╭─ INPUT

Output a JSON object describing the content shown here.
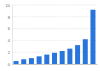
{
  "chart_data": {
    "type": "bar",
    "categories": [
      null,
      null,
      null,
      null,
      null,
      null,
      null,
      null,
      null,
      null,
      null
    ],
    "values": [
      0.5,
      0.8,
      1,
      1.3,
      1.6,
      1.9,
      2.2,
      2.6,
      3.2,
      4.2,
      9.2
    ],
    "color": "#2876dd",
    "ylim": [
      0,
      10
    ],
    "yticks": [
      0,
      2,
      4,
      6,
      8,
      10
    ],
    "grid": true,
    "tick_labels": "y"
  }
}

╰─

## WRITTEN REQUEST
Set the pictures aside and transcribe the data above exactly.

## FULL RESPONSE
Output a JSON object describing the content shown here.
{
  "chart_data": {
    "type": "bar",
    "categories": [
      null,
      null,
      null,
      null,
      null,
      null,
      null,
      null,
      null,
      null,
      null
    ],
    "values": [
      0.5,
      0.8,
      1,
      1.3,
      1.6,
      1.9,
      2.2,
      2.6,
      3.2,
      4.2,
      9.2
    ],
    "color": "#2876dd",
    "ylim": [
      0,
      10
    ],
    "yticks": [
      0,
      2,
      4,
      6,
      8,
      10
    ],
    "grid": true,
    "tick_labels": "y"
  }
}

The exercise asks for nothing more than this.